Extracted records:
»»

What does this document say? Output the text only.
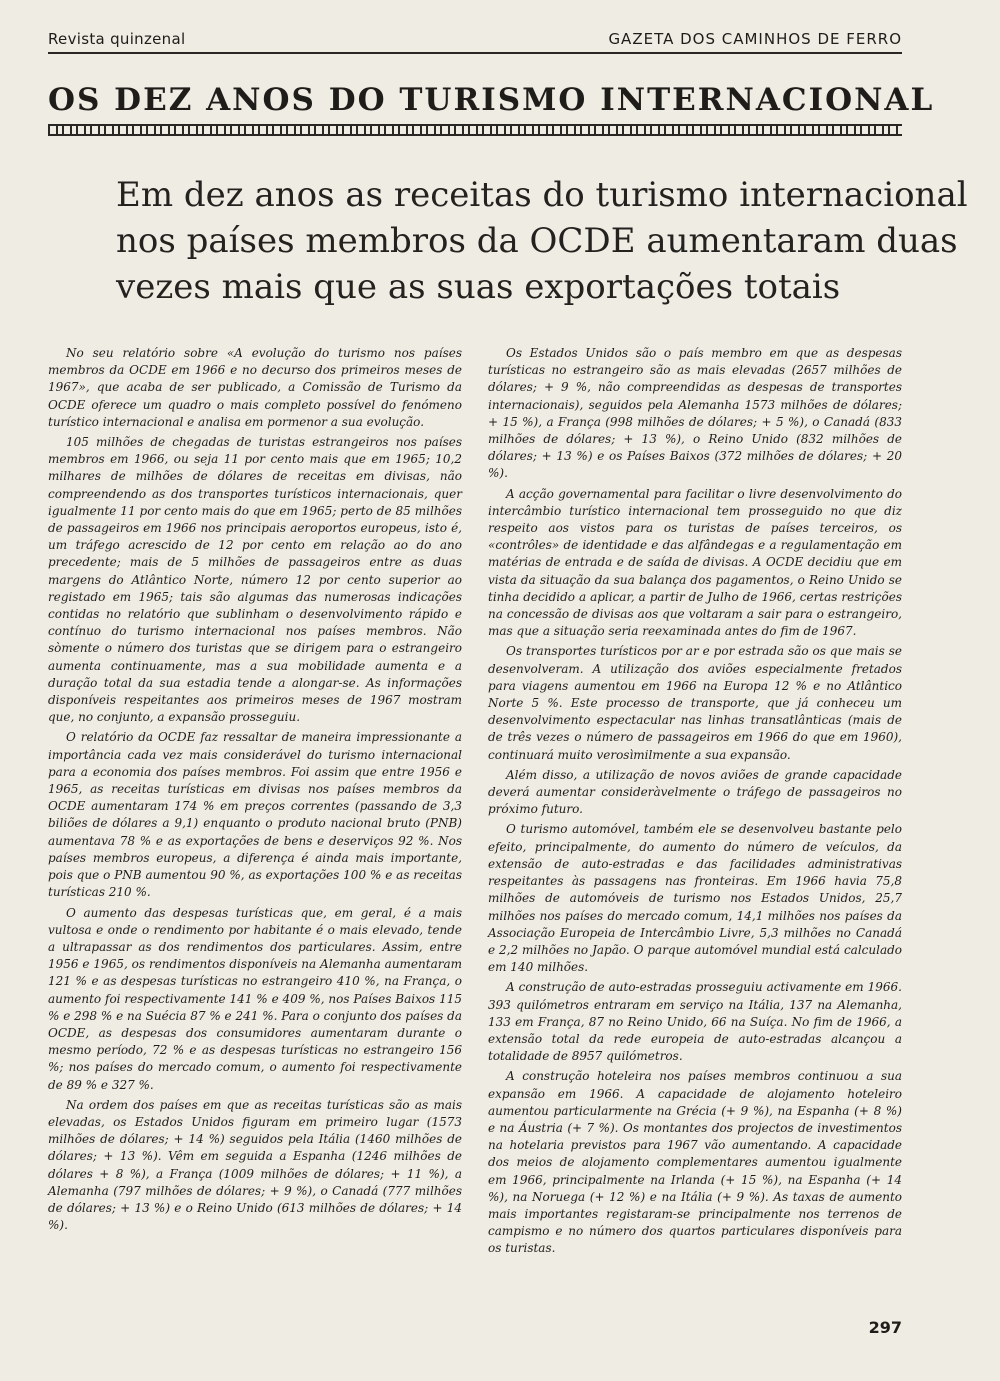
Revista quinzenal	GAZETA DOS CAMINHOS DE FERRO
OS DEZ ANOS DO TURISMO INTERNACIONAL
Em dez anos as receitas do turismo internacional
nos países membros da OCDE aumentaram duas
vezes mais que as suas exportações totais

No seu relatório sobre «A evolução do turismo nos países membros da OCDE em 1966 e no decurso dos primeiros meses de 1967», que acaba de ser publicado, a Comissão de Turismo da OCDE oferece um quadro o mais completo possível do fenómeno turístico internacional e analisa em pormenor a sua evolução.

105 milhões de chegadas de turistas estrangeiros nos países membros em 1966, ou seja 11 por cento mais que em 1965; 10,2 milhares de milhões de dólares de receitas em divisas, não compreendendo as dos transportes turísticos internacionais, quer igualmente 11 por cento mais do que em 1965; perto de 85 milhões de passageiros em 1966 nos principais aeroportos europeus, isto é, um tráfego acrescido de 12 por cento em relação ao do ano precedente; mais de 5 milhões de passageiros entre as duas margens do Atlântico Norte, número 12 por cento superior ao registado em 1965; tais são algumas das numerosas indicações contidas no relatório que sublinham o desenvolvimento rápido e contínuo do turismo internacional nos países membros. Não sòmente o número dos turistas que se dirigem para o estrangeiro aumenta continuamente, mas a sua mobilidade aumenta e a duração total da sua estadia tende a alongar-se. As informações disponíveis respeitantes aos primeiros meses de 1967 mostram que, no conjunto, a expansão prosseguiu.

O relatório da OCDE faz ressaltar de maneira impressionante a importância cada vez mais considerável do turismo internacional para a economia dos países membros. Foi assim que entre 1956 e 1965, as receitas turísticas em divisas nos países membros da OCDE aumentaram 174 % em preços correntes (passando de 3,3 biliões de dólares a 9,1) enquanto o produto nacional bruto (PNB) aumentava 78 % e as exportações de bens e deserviços 92 %. Nos países membros europeus, a diferença é ainda mais importante, pois que o PNB aumentou 90 %, as exportações 100 % e as receitas turísticas 210 %.

O aumento das despesas turísticas que, em geral, é a mais vultosa e onde o rendimento por habitante é o mais elevado, tende a ultrapassar as dos rendimentos dos particulares. Assim, entre 1956 e 1965, os rendimentos disponíveis na Alemanha aumentaram 121 % e as despesas turísticas no estrangeiro 410 %, na França, o aumento foi respectivamente 141 % e 409 %, nos Países Baixos 115 % e 298 % e na Suécia 87 % e 241 %. Para o conjunto dos países da OCDE, as despesas dos consumidores aumentaram durante o mesmo período, 72 % e as despesas turísticas no estrangeiro 156 %; nos países do mercado comum, o aumento foi respectivamente de 89 % e 327 %.

Na ordem dos países em que as receitas turísticas são as mais elevadas, os Estados Unidos figuram em primeiro lugar (1573 milhões de dólares; + 14 %) seguidos pela Itália (1460 milhões de dólares; + 13 %). Vêm em seguida a Espanha (1246 milhões de dólares + 8 %), a França (1009 milhões de dólares; + 11 %), a Alemanha (797 milhões de dólares; + 9 %), o Canadá (777 milhões de dólares; + 13 %) e o Reino Unido (613 milhões de dólares; + 14 %).

Os Estados Unidos são o país membro em que as despesas turísticas no estrangeiro são as mais elevadas (2657 milhões de dólares; + 9 %, não compreendidas as despesas de transportes internacionais), seguidos pela Alemanha 1573 milhões de dólares; + 15 %), a França (998 milhões de dólares; + 5 %), o Canadá (833 milhões de dólares; + 13 %), o Reino Unido (832 milhões de dólares; + 13 %) e os Países Baixos (372 milhões de dólares; + 20 %).

A acção governamental para facilitar o livre desenvolvimento do intercâmbio turístico internacional tem prosseguido no que diz respeito aos vistos para os turistas de países terceiros, os «contrôles» de identidade e das alfândegas e a regulamentação em matérias de entrada e de saída de divisas. A OCDE decidiu que em vista da situação da sua balança dos pagamentos, o Reino Unido se tinha decidido a aplicar, a partir de Julho de 1966, certas restrições na concessão de divisas aos que voltaram a sair para o estrangeiro, mas que a situação seria reexaminada antes do fim de 1967.

Os transportes turísticos por ar e por estrada são os que mais se desenvolveram. A utilização dos aviões especialmente fretados para viagens aumentou em 1966 na Europa 12 % e no Atlântico Norte 5 %. Este processo de transporte, que já conheceu um desenvolvimento espectacular nas linhas transatlânticas (mais de de três vezes o número de passageiros em 1966 do que em 1960), continuará muito verosìmilmente a sua expansão.

Além disso, a utilização de novos aviões de grande capacidade deverá aumentar consideràvelmente o tráfego de passageiros no próximo futuro.

O turismo automóvel, também ele se desenvolveu bastante pelo efeito, principalmente, do aumento do número de veículos, da extensão de auto-estradas e das facilidades administrativas respeitantes às passagens nas fronteiras. Em 1966 havia 75,8 milhões de automóveis de turismo nos Estados Unidos, 25,7 milhões nos países do mercado comum, 14,1 milhões nos países da Associação Europeia de Intercâmbio Livre, 5,3 milhões no Canadá e 2,2 milhões no Japão. O parque automóvel mundial está calculado em 140 milhões.

A construção de auto-estradas prosseguiu activamente em 1966. 393 quilómetros entraram em serviço na Itália, 137 na Alemanha, 133 em França, 87 no Reino Unido, 66 na Suíça. No fim de 1966, a extensão total da rede europeia de auto-estradas alcançou a totalidade de 8957 quilómetros.

A construção hoteleira nos países membros continuou a sua expansão em 1966. A capacidade de alojamento hoteleiro aumentou particularmente na Grécia (+ 9 %), na Espanha (+ 8 %) e na Áustria (+ 7 %). Os montantes dos projectos de investimentos na hotelaria previstos para 1967 vão aumentando. A capacidade dos meios de alojamento complementares aumentou igualmente em 1966, principalmente na Irlanda (+ 15 %), na Espanha (+ 14 %), na Noruega (+ 12 %) e na Itália (+ 9 %). As taxas de aumento mais importantes registaram-se principalmente nos terrenos de campismo e no número dos quartos particulares disponíveis para os turistas.

297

««

What to work on:
Produce an exact copy of each line of data, skipping embedded images.

Answer to the task:
What does this document say? Output the text only.
Revista quinzenal	GAZETA DOS CAMINHOS DE FERRO
OS DEZ ANOS DO TURISMO INTERNACIONAL
Em dez anos as receitas do turismo internacional
nos países membros da OCDE aumentaram duas
vezes mais que as suas exportações totais

No seu relatório sobre «A evolução do turismo nos países membros da OCDE em 1966 e no decurso dos primeiros meses de 1967», que acaba de ser publicado, a Comissão de Turismo da OCDE oferece um quadro o mais completo possível do fenómeno turístico internacional e analisa em pormenor a sua evolução.

105 milhões de chegadas de turistas estrangeiros nos países membros em 1966, ou seja 11 por cento mais que em 1965; 10,2 milhares de milhões de dólares de receitas em divisas, não compreendendo as dos transportes turísticos internacionais, quer igualmente 11 por cento mais do que em 1965; perto de 85 milhões de passageiros em 1966 nos principais aeroportos europeus, isto é, um tráfego acrescido de 12 por cento em relação ao do ano precedente; mais de 5 milhões de passageiros entre as duas margens do Atlântico Norte, número 12 por cento superior ao registado em 1965; tais são algumas das numerosas indicações contidas no relatório que sublinham o desenvolvimento rápido e contínuo do turismo internacional nos países membros. Não sòmente o número dos turistas que se dirigem para o estrangeiro aumenta continuamente, mas a sua mobilidade aumenta e a duração total da sua estadia tende a alongar-se. As informações disponíveis respeitantes aos primeiros meses de 1967 mostram que, no conjunto, a expansão prosseguiu.

O relatório da OCDE faz ressaltar de maneira impressionante a importância cada vez mais considerável do turismo internacional para a economia dos países membros. Foi assim que entre 1956 e 1965, as receitas turísticas em divisas nos países membros da OCDE aumentaram 174 % em preços correntes (passando de 3,3 biliões de dólares a 9,1) enquanto o produto nacional bruto (PNB) aumentava 78 % e as exportações de bens e deserviços 92 %. Nos países membros europeus, a diferença é ainda mais importante, pois que o PNB aumentou 90 %, as exportações 100 % e as receitas turísticas 210 %.

O aumento das despesas turísticas que, em geral, é a mais vultosa e onde o rendimento por habitante é o mais elevado, tende a ultrapassar as dos rendimentos dos particulares. Assim, entre 1956 e 1965, os rendimentos disponíveis na Alemanha aumentaram 121 % e as despesas turísticas no estrangeiro 410 %, na França, o aumento foi respectivamente 141 % e 409 %, nos Países Baixos 115 % e 298 % e na Suécia 87 % e 241 %. Para o conjunto dos países da OCDE, as despesas dos consumidores aumentaram durante o mesmo período, 72 % e as despesas turísticas no estrangeiro 156 %; nos países do mercado comum, o aumento foi respectivamente de 89 % e 327 %.

Na ordem dos países em que as receitas turísticas são as mais elevadas, os Estados Unidos figuram em primeiro lugar (1573 milhões de dólares; + 14 %) seguidos pela Itália (1460 milhões de dólares; + 13 %). Vêm em seguida a Espanha (1246 milhões de dólares + 8 %), a França (1009 milhões de dólares; + 11 %), a Alemanha (797 milhões de dólares; + 9 %), o Canadá (777 milhões de dólares; + 13 %) e o Reino Unido (613 milhões de dólares; + 14 %).

Os Estados Unidos são o país membro em que as despesas turísticas no estrangeiro são as mais elevadas (2657 milhões de dólares; + 9 %, não compreendidas as despesas de transportes internacionais), seguidos pela Alemanha 1573 milhões de dólares; + 15 %), a França (998 milhões de dólares; + 5 %), o Canadá (833 milhões de dólares; + 13 %), o Reino Unido (832 milhões de dólares; + 13 %) e os Países Baixos (372 milhões de dólares; + 20 %).

A acção governamental para facilitar o livre desenvolvimento do intercâmbio turístico internacional tem prosseguido no que diz respeito aos vistos para os turistas de países terceiros, os «contrôles» de identidade e das alfândegas e a regulamentação em matérias de entrada e de saída de divisas. A OCDE decidiu que em vista da situação da sua balança dos pagamentos, o Reino Unido se tinha decidido a aplicar, a partir de Julho de 1966, certas restrições na concessão de divisas aos que voltaram a sair para o estrangeiro, mas que a situação seria reexaminada antes do fim de 1967.

Os transportes turísticos por ar e por estrada são os que mais se desenvolveram. A utilização dos aviões especialmente fretados para viagens aumentou em 1966 na Europa 12 % e no Atlântico Norte 5 %. Este processo de transporte, que já conheceu um desenvolvimento espectacular nas linhas transatlânticas (mais de de três vezes o número de passageiros em 1966 do que em 1960), continuará muito verosìmilmente a sua expansão.

Além disso, a utilização de novos aviões de grande capacidade deverá aumentar consideràvelmente o tráfego de passageiros no próximo futuro.

O turismo automóvel, também ele se desenvolveu bastante pelo efeito, principalmente, do aumento do número de veículos, da extensão de auto-estradas e das facilidades administrativas respeitantes às passagens nas fronteiras. Em 1966 havia 75,8 milhões de automóveis de turismo nos Estados Unidos, 25,7 milhões nos países do mercado comum, 14,1 milhões nos países da Associação Europeia de Intercâmbio Livre, 5,3 milhões no Canadá e 2,2 milhões no Japão. O parque automóvel mundial está calculado em 140 milhões.

A construção de auto-estradas prosseguiu activamente em 1966. 393 quilómetros entraram em serviço na Itália, 137 na Alemanha, 133 em França, 87 no Reino Unido, 66 na Suíça. No fim de 1966, a extensão total da rede europeia de auto-estradas alcançou a totalidade de 8957 quilómetros.

A construção hoteleira nos países membros continuou a sua expansão em 1966. A capacidade de alojamento hoteleiro aumentou particularmente na Grécia (+ 9 %), na Espanha (+ 8 %) e na Áustria (+ 7 %). Os montantes dos projectos de investimentos na hotelaria previstos para 1967 vão aumentando. A capacidade dos meios de alojamento complementares aumentou igualmente em 1966, principalmente na Irlanda (+ 15 %), na Espanha (+ 14 %), na Noruega (+ 12 %) e na Itália (+ 9 %). As taxas de aumento mais importantes registaram-se principalmente nos terrenos de campismo e no número dos quartos particulares disponíveis para os turistas.

297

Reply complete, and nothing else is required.